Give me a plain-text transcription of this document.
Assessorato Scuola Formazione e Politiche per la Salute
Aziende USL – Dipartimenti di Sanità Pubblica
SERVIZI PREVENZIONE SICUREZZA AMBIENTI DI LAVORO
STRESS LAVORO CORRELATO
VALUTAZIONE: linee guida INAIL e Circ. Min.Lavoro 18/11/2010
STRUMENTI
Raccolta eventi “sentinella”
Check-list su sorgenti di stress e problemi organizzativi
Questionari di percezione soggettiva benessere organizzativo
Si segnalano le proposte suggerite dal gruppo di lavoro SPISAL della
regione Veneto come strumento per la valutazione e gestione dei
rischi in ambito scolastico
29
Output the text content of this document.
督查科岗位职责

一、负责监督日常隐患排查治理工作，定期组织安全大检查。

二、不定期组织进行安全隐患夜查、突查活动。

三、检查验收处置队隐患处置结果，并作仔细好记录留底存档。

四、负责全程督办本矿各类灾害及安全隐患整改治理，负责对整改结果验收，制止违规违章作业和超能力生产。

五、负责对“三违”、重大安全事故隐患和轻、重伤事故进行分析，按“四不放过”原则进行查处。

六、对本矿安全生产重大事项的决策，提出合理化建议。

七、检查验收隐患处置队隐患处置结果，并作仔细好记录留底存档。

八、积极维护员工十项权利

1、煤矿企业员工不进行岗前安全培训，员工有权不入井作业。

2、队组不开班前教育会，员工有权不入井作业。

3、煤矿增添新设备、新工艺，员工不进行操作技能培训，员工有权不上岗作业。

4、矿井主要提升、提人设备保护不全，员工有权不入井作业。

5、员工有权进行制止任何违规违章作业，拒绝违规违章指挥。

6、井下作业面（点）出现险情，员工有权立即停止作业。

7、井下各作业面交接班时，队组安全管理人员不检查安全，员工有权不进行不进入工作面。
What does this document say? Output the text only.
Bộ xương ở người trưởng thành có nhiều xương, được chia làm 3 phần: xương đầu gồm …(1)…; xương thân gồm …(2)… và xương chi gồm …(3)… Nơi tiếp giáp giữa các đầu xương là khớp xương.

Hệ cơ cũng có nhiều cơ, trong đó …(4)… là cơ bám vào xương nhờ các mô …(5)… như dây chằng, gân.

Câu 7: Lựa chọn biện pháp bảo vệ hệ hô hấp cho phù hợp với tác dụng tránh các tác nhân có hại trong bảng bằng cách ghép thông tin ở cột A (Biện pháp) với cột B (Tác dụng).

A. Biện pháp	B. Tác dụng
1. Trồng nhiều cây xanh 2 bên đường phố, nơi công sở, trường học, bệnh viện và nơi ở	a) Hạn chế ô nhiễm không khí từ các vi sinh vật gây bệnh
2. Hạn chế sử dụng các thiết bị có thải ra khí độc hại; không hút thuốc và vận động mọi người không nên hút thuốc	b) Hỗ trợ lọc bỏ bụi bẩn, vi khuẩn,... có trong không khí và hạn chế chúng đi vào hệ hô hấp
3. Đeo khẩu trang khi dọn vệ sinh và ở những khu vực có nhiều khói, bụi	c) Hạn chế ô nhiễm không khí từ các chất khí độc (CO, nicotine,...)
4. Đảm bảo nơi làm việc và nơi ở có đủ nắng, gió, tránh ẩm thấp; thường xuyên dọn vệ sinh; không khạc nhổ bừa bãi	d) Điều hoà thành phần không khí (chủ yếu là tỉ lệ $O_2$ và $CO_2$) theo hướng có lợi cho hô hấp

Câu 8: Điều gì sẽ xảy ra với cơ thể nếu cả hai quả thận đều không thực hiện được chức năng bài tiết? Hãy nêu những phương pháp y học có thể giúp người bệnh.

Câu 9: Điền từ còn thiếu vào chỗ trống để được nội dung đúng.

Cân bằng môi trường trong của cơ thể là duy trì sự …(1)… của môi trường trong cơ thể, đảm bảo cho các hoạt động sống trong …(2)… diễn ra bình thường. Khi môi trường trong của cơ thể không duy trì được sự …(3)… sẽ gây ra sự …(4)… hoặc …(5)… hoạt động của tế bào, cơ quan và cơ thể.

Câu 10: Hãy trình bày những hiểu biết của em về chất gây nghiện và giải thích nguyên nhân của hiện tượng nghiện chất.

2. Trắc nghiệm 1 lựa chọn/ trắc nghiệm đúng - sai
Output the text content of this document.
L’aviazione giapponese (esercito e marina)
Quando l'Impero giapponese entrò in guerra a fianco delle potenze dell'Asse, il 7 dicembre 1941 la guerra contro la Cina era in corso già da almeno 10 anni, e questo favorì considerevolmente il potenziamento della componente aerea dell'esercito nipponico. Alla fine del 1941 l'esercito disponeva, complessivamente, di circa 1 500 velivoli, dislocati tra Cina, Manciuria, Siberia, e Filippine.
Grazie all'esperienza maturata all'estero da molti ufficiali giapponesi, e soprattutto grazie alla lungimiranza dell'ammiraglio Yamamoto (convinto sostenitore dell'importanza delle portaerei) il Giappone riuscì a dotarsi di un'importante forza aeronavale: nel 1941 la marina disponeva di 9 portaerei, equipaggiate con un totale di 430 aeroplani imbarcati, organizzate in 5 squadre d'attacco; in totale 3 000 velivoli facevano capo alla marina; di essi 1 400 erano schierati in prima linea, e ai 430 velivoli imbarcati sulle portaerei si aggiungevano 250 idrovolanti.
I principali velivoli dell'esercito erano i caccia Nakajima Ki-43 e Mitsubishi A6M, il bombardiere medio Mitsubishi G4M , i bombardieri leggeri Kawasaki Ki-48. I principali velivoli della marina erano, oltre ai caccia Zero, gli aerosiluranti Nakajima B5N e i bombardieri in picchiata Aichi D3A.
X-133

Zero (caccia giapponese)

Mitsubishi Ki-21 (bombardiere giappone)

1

----------------

— Exercise directions —
Extract all of the data above and output it character for character.

— Response to the exercise —
Give me a plain-text transcription of this document.
Assessorato Scuola Formazione e Politiche per la Salute
Aziende USL – Dipartimenti di Sanità Pubblica
SERVIZI PREVENZIONE SICUREZZA AMBIENTI DI LAVORO
STRESS LAVORO CORRELATO
VALUTAZIONE: linee guida INAIL e Circ. Min.Lavoro 18/11/2010
STRUMENTI
Raccolta eventi “sentinella”
Check-list su sorgenti di stress e problemi organizzativi
Questionari di percezione soggettiva benessere organizzativo
Si segnalano le proposte suggerite dal gruppo di lavoro SPISAL della
regione Veneto come strumento per la valutazione e gestione dei
rischi in ambito scolastico
29
Output the text content of this document.
督查科岗位职责

一、负责监督日常隐患排查治理工作，定期组织安全大检查。

二、不定期组织进行安全隐患夜查、突查活动。

三、检查验收处置队隐患处置结果，并作仔细好记录留底存档。

四、负责全程督办本矿各类灾害及安全隐患整改治理，负责对整改结果验收，制止违规违章作业和超能力生产。

五、负责对“三违”、重大安全事故隐患和轻、重伤事故进行分析，按“四不放过”原则进行查处。

六、对本矿安全生产重大事项的决策，提出合理化建议。

七、检查验收隐患处置队隐患处置结果，并作仔细好记录留底存档。

八、积极维护员工十项权利

1、煤矿企业员工不进行岗前安全培训，员工有权不入井作业。

2、队组不开班前教育会，员工有权不入井作业。

3、煤矿增添新设备、新工艺，员工不进行操作技能培训，员工有权不上岗作业。

4、矿井主要提升、提人设备保护不全，员工有权不入井作业。

5、员工有权进行制止任何违规违章作业，拒绝违规违章指挥。

6、井下作业面（点）出现险情，员工有权立即停止作业。

7、井下各作业面交接班时，队组安全管理人员不检查安全，员工有权不进行不进入工作面。
What does this document say? Output the text only.
Bộ xương ở người trưởng thành có nhiều xương, được chia làm 3 phần: xương đầu gồm …(1)…; xương thân gồm …(2)… và xương chi gồm …(3)… Nơi tiếp giáp giữa các đầu xương là khớp xương.

Hệ cơ cũng có nhiều cơ, trong đó …(4)… là cơ bám vào xương nhờ các mô …(5)… như dây chằng, gân.

Câu 7: Lựa chọn biện pháp bảo vệ hệ hô hấp cho phù hợp với tác dụng tránh các tác nhân có hại trong bảng bằng cách ghép thông tin ở cột A (Biện pháp) với cột B (Tác dụng).

A. Biện pháp	B. Tác dụng
1. Trồng nhiều cây xanh 2 bên đường phố, nơi công sở, trường học, bệnh viện và nơi ở	a) Hạn chế ô nhiễm không khí từ các vi sinh vật gây bệnh
2. Hạn chế sử dụng các thiết bị có thải ra khí độc hại; không hút thuốc và vận động mọi người không nên hút thuốc	b) Hỗ trợ lọc bỏ bụi bẩn, vi khuẩn,... có trong không khí và hạn chế chúng đi vào hệ hô hấp
3. Đeo khẩu trang khi dọn vệ sinh và ở những khu vực có nhiều khói, bụi	c) Hạn chế ô nhiễm không khí từ các chất khí độc (CO, nicotine,...)
4. Đảm bảo nơi làm việc và nơi ở có đủ nắng, gió, tránh ẩm thấp; thường xuyên dọn vệ sinh; không khạc nhổ bừa bãi	d) Điều hoà thành phần không khí (chủ yếu là tỉ lệ $O_2$ và $CO_2$) theo hướng có lợi cho hô hấp

Câu 8: Điều gì sẽ xảy ra với cơ thể nếu cả hai quả thận đều không thực hiện được chức năng bài tiết? Hãy nêu những phương pháp y học có thể giúp người bệnh.

Câu 9: Điền từ còn thiếu vào chỗ trống để được nội dung đúng.

Cân bằng môi trường trong của cơ thể là duy trì sự …(1)… của môi trường trong cơ thể, đảm bảo cho các hoạt động sống trong …(2)… diễn ra bình thường. Khi môi trường trong của cơ thể không duy trì được sự …(3)… sẽ gây ra sự …(4)… hoặc …(5)… hoạt động của tế bào, cơ quan và cơ thể.

Câu 10: Hãy trình bày những hiểu biết của em về chất gây nghiện và giải thích nguyên nhân của hiện tượng nghiện chất.

2. Trắc nghiệm 1 lựa chọn/ trắc nghiệm đúng - sai
Output the text content of this document.
L’aviazione giapponese (esercito e marina)
Quando l'Impero giapponese entrò in guerra a fianco delle potenze dell'Asse, il 7 dicembre 1941 la guerra contro la Cina era in corso già da almeno 10 anni, e questo favorì considerevolmente il potenziamento della componente aerea dell'esercito nipponico. Alla fine del 1941 l'esercito disponeva, complessivamente, di circa 1 500 velivoli, dislocati tra Cina, Manciuria, Siberia, e Filippine.
Grazie all'esperienza maturata all'estero da molti ufficiali giapponesi, e soprattutto grazie alla lungimiranza dell'ammiraglio Yamamoto (convinto sostenitore dell'importanza delle portaerei) il Giappone riuscì a dotarsi di un'importante forza aeronavale: nel 1941 la marina disponeva di 9 portaerei, equipaggiate con un totale di 430 aeroplani imbarcati, organizzate in 5 squadre d'attacco; in totale 3 000 velivoli facevano capo alla marina; di essi 1 400 erano schierati in prima linea, e ai 430 velivoli imbarcati sulle portaerei si aggiungevano 250 idrovolanti.
I principali velivoli dell'esercito erano i caccia Nakajima Ki-43 e Mitsubishi A6M, il bombardiere medio Mitsubishi G4M , i bombardieri leggeri Kawasaki Ki-48. I principali velivoli della marina erano, oltre ai caccia Zero, gli aerosiluranti Nakajima B5N e i bombardieri in picchiata Aichi D3A.
X-133

Zero (caccia giapponese)

Mitsubishi Ki-21 (bombardiere giappone)

1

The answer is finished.